## THE EXERCISE
Copy the post about marriage from "Wednesday, July 16, 2008" up to and including "was talking about.", swapping "test drives" for "road tests" each time it appears.

## GIVEN TEXT
(begin)
Wednesday, July 16, 2008

China Patterns, Cars and Houses: The Common Denominator

I've been thinking a lot lately about what makes marriage work, specifically my own. Part of the reason this is on my mind is that I had a little discussion about it yesterday with, of all people, a used car salesman. Kevin was a young man who while we were looking at cars told me he is engaged, and is very excited about it. I told him that getting married was the smartest thing I'd ever done and I find it kind of cool that that is still true after 20+ years. We talked through 5 test drives about the give and take of being married and the impact having parents with good marriages makes on one's own marriage. He was one of the best car salesmen I've met and I'm definitely going back to buy a car from him. He also got to see in practice a bit of the give and take I was talking about.
(end)
## DATA RECORDS
(begin)
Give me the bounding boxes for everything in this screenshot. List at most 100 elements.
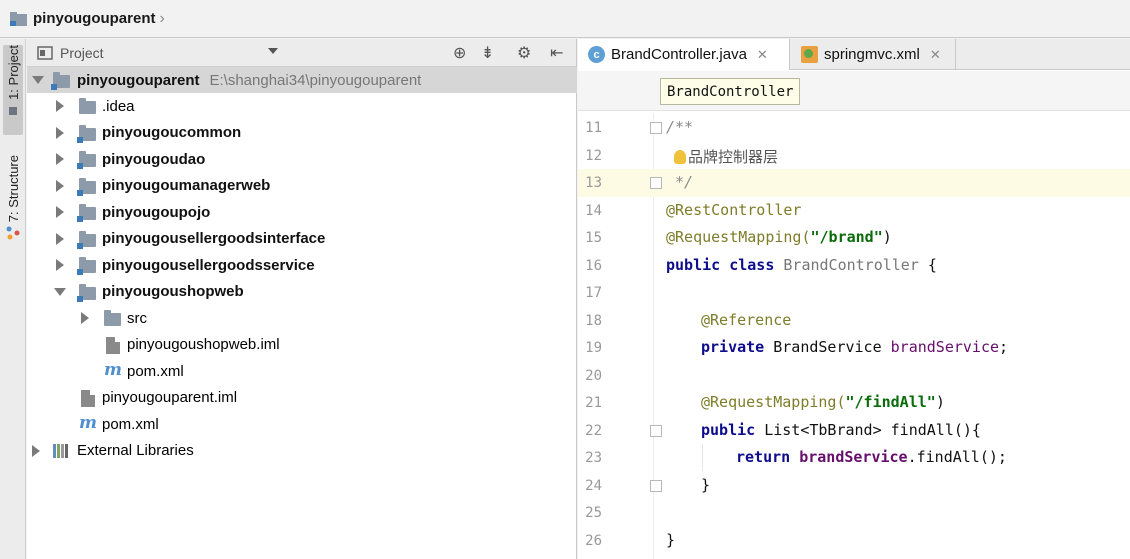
expand-arrow-icon[interactable]	[56, 179, 64, 192]
folder-icon	[104, 310, 121, 326]
tool-tab-project[interactable]: 1: Project	[3, 45, 23, 135]
tab-springmvc[interactable]: springmvc.xml ✕	[791, 39, 956, 70]
tree-item-file[interactable]: m pom.xml	[27, 358, 577, 384]
tree-item-module[interactable]: pinyougoushopweb	[27, 279, 577, 305]
indent-guide	[702, 444, 703, 471]
fold-marker-icon[interactable]	[650, 479, 662, 492]
expand-arrow-icon[interactable]	[56, 153, 64, 165]
expand-arrow-icon[interactable]	[32, 444, 40, 457]
code-text: @Reference	[701, 310, 792, 329]
tree-item-module[interactable]: pinyougoudao	[27, 146, 577, 172]
tree-item-module[interactable]: pinyougousellergoodsservice	[27, 252, 577, 278]
annotation-token: @RequestMapping(	[666, 228, 811, 246]
punct-token: )	[935, 393, 945, 411]
lightbulb-icon[interactable]	[674, 149, 686, 164]
code-line[interactable]: 18 @Reference	[578, 307, 1130, 335]
code-line[interactable]: 26 }	[578, 527, 1130, 555]
code-text: public List<TbBrand> findAll(){	[701, 421, 981, 439]
code-editor: c BrandController.java ✕ springmvc.xml ✕…	[578, 39, 1130, 559]
fold-marker-icon[interactable]	[650, 122, 662, 134]
root-module-name: pinyougouparent	[77, 71, 200, 89]
tree-item-label: pom.xml	[102, 415, 159, 433]
tree-item-external-libraries[interactable]: External Libraries	[27, 438, 577, 464]
line-number: 23	[585, 450, 602, 466]
tree-item-src[interactable]: src	[27, 305, 577, 331]
line-number: 13	[585, 175, 602, 191]
tree-item-label: pinyougoushopweb.iml	[127, 336, 280, 353]
line-number: 26	[585, 532, 602, 549]
tree-item-module[interactable]: pinyougousellergoodsinterface	[27, 226, 577, 252]
class-breadcrumb[interactable]: BrandController	[660, 78, 801, 105]
tree-item-module[interactable]: pinyougoumanagerweb	[27, 173, 577, 199]
close-icon[interactable]: ✕	[930, 47, 941, 63]
module-folder-icon	[77, 151, 96, 169]
expand-arrow-icon[interactable]	[56, 100, 64, 112]
code-line[interactable]: 19 private BrandService brandService;	[578, 334, 1130, 362]
gear-icon[interactable]: ⚙	[517, 43, 531, 63]
string-token: "/findAll"	[845, 393, 936, 411]
scroll-from-source-icon[interactable]: ⊕	[453, 43, 466, 63]
expand-arrow-icon[interactable]	[32, 76, 44, 84]
tree-item-idea[interactable]: .idea	[27, 93, 577, 119]
project-panel: Project ⊕ ⇟ ⚙ ⇤ pinyougouparent E:\shangh…	[27, 39, 577, 559]
tree-item-module[interactable]: pinyougoucommon	[27, 120, 577, 146]
punct-token: {	[927, 255, 937, 274]
java-class-icon: c	[588, 46, 605, 63]
code-line[interactable]: 22 public List<TbBrand> findAll(){	[578, 417, 1130, 445]
tree-item-label: pom.xml	[127, 362, 184, 380]
line-number: 19	[585, 340, 602, 356]
fold-marker-icon[interactable]	[650, 424, 662, 437]
code-text: return brandService.findAll();	[736, 448, 1007, 466]
code-line[interactable]: 23 return brandService.findAll();	[578, 444, 1130, 472]
code-line[interactable]: 25	[578, 499, 1130, 527]
navigation-bar: pinyougouparent ›	[0, 0, 1130, 38]
collapse-all-icon[interactable]: ⇟	[481, 43, 494, 63]
module-folder-icon	[77, 124, 96, 143]
module-folder-icon	[77, 204, 96, 222]
module-folder-icon	[77, 177, 96, 196]
tree-item-file[interactable]: m pom.xml	[27, 411, 577, 437]
tool-tab-project-label: 1: Project	[5, 45, 21, 100]
tree-item-file[interactable]: pinyougouparent.iml	[27, 385, 577, 411]
tool-tab-structure[interactable]: 7: Structure	[3, 155, 23, 257]
annotation-token: @RequestMapping(	[701, 393, 846, 411]
line-number: 24	[585, 477, 602, 494]
code-line[interactable]: 15 @RequestMapping("/brand")	[578, 224, 1130, 252]
line-number: 20	[585, 367, 602, 384]
expand-arrow-icon[interactable]	[56, 232, 64, 245]
maven-icon: m	[79, 413, 97, 433]
code-line[interactable]: 16 public class BrandController {	[578, 252, 1130, 280]
tab-brandcontroller[interactable]: c BrandController.java ✕	[578, 39, 790, 70]
tree-item-file[interactable]: pinyougoushopweb.iml	[27, 332, 577, 358]
view-dropdown-icon[interactable]	[268, 48, 278, 54]
code-line[interactable]: 24 }	[578, 472, 1130, 500]
code-line[interactable]: 11 /**	[578, 114, 1130, 142]
string-token: "/brand"	[810, 228, 883, 246]
expand-arrow-icon[interactable]	[81, 312, 89, 324]
fold-marker-icon[interactable]	[650, 177, 662, 189]
collapse-arrow-icon[interactable]	[54, 287, 66, 296]
code-text: /**	[666, 118, 694, 136]
line-number: 17	[585, 285, 602, 301]
code-line-current[interactable]: 13 */	[578, 169, 1130, 197]
class-name-token: BrandController	[783, 255, 919, 274]
comment-text: 品牌控制器层	[688, 147, 779, 166]
expand-arrow-icon[interactable]	[56, 259, 64, 271]
code-line[interactable]: 14 @RestController	[578, 197, 1130, 225]
line-number: 25	[585, 505, 602, 521]
tab-label: BrandController.java	[611, 46, 747, 63]
tab-label: springmvc.xml	[824, 46, 920, 63]
expand-arrow-icon[interactable]	[56, 126, 64, 139]
code-line[interactable]: 20	[578, 362, 1130, 390]
close-icon[interactable]: ✕	[757, 47, 768, 63]
code-line[interactable]: 12 品牌控制器层	[578, 142, 1130, 170]
code-line[interactable]: 17	[578, 279, 1130, 307]
code-line[interactable]: 21 @RequestMapping("/findAll")	[578, 389, 1130, 417]
tree-item-root[interactable]: pinyougouparent E:\shanghai34\pinyougoupa…	[27, 67, 577, 93]
tree-item-module[interactable]: pinyougoupojo	[27, 199, 577, 225]
punct-token: ;	[999, 338, 1009, 356]
expand-arrow-icon[interactable]	[56, 206, 64, 218]
hide-panel-icon[interactable]: ⇤	[550, 43, 563, 63]
breadcrumb-project[interactable]: pinyougouparent	[33, 10, 156, 27]
project-view-selector[interactable]: Project	[60, 45, 104, 61]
(end)
## TASK RESPONSE
Wednesday, July 16, 2008

China Patterns, Cars and Houses: The Common Denominator

I've been thinking a lot lately about what makes marriage work, specifically my own. Part of the reason this is on my mind is that I had a little discussion about it yesterday with, of all people, a used car salesman. Kevin was a young man who while we were looking at cars told me he is engaged, and is very excited about it. I told him that getting married was the smartest thing I'd ever done and I find it kind of cool that that is still true after 20+ years. We talked through 5 road tests about the give and take of being married and the impact having parents with good marriages makes on one's own marriage. He was one of the best car salesmen I've met and I'm definitely going back to buy a car from him. He also got to see in practice a bit of the give and take I was talking about.